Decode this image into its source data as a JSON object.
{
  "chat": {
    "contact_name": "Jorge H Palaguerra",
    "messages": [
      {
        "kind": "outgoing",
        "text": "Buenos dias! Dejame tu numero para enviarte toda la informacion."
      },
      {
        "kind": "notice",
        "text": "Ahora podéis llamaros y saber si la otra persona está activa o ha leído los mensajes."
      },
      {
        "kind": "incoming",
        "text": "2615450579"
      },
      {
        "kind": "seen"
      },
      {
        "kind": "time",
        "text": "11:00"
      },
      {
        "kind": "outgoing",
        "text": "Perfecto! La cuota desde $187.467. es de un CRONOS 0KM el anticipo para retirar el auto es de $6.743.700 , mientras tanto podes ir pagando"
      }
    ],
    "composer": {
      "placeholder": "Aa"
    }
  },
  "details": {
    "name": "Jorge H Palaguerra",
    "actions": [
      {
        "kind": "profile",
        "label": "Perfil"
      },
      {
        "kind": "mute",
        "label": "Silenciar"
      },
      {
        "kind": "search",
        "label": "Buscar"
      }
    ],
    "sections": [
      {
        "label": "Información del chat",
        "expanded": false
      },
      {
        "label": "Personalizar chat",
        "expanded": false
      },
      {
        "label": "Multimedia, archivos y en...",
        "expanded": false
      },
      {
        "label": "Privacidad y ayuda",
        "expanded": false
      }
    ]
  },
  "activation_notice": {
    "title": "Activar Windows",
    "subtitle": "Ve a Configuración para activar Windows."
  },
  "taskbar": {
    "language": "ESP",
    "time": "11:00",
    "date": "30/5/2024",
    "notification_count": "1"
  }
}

..........

State, as a bare number, how many lines of the listing hold the word "label".

**Written reply**
7